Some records

===============

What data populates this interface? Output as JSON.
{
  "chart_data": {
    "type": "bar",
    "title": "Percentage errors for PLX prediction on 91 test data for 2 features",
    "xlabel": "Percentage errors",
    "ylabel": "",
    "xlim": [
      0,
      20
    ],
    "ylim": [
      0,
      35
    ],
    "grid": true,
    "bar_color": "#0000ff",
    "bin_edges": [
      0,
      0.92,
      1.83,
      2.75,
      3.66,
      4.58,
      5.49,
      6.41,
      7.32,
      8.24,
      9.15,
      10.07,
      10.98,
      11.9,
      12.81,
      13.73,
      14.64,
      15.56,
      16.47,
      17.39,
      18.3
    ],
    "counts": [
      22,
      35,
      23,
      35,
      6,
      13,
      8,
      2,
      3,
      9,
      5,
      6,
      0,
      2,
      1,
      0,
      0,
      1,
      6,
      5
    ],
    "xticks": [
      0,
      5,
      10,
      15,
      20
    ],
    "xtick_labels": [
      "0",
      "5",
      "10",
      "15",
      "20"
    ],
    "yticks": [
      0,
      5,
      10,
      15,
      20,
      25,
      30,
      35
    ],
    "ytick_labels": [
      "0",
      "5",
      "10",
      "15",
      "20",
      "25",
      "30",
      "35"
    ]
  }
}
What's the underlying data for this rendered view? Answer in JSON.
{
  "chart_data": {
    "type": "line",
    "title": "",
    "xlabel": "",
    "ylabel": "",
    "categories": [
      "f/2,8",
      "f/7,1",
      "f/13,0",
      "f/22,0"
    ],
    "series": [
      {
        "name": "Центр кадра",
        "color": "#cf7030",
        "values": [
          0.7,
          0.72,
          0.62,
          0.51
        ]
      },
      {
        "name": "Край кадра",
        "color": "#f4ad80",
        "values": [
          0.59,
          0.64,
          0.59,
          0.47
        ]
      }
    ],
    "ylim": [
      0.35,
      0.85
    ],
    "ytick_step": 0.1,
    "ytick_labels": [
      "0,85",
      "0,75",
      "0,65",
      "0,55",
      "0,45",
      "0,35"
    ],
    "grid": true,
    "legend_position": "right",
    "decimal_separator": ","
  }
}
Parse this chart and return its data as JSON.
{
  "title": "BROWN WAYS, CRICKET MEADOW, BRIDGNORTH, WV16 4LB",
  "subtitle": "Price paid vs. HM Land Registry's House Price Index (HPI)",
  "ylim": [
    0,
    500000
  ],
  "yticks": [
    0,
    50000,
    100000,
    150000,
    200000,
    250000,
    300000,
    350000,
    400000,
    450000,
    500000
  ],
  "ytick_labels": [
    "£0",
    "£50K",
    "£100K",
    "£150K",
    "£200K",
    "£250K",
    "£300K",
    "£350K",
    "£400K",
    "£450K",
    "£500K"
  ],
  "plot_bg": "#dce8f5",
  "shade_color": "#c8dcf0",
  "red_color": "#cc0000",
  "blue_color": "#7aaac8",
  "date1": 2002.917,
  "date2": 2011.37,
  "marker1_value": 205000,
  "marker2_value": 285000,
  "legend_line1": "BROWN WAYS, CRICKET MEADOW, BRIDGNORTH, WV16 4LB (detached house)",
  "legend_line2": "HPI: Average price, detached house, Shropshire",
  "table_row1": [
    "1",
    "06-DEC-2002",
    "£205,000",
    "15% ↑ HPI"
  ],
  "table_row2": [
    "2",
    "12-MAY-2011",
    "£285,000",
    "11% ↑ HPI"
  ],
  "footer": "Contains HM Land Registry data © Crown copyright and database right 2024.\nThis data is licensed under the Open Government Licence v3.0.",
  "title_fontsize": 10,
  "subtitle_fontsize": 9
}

===============

» **TO BE DONE**:
Look through the material above. Copy each line where the word "right" appears.

» **ANSWER TO THIS TASK**:
    "legend_position": "right",
  "footer": "Contains HM Land Registry data © Crown copyright and database right 2024.\nThis data is licensed under the Open Government Licence v3.0.",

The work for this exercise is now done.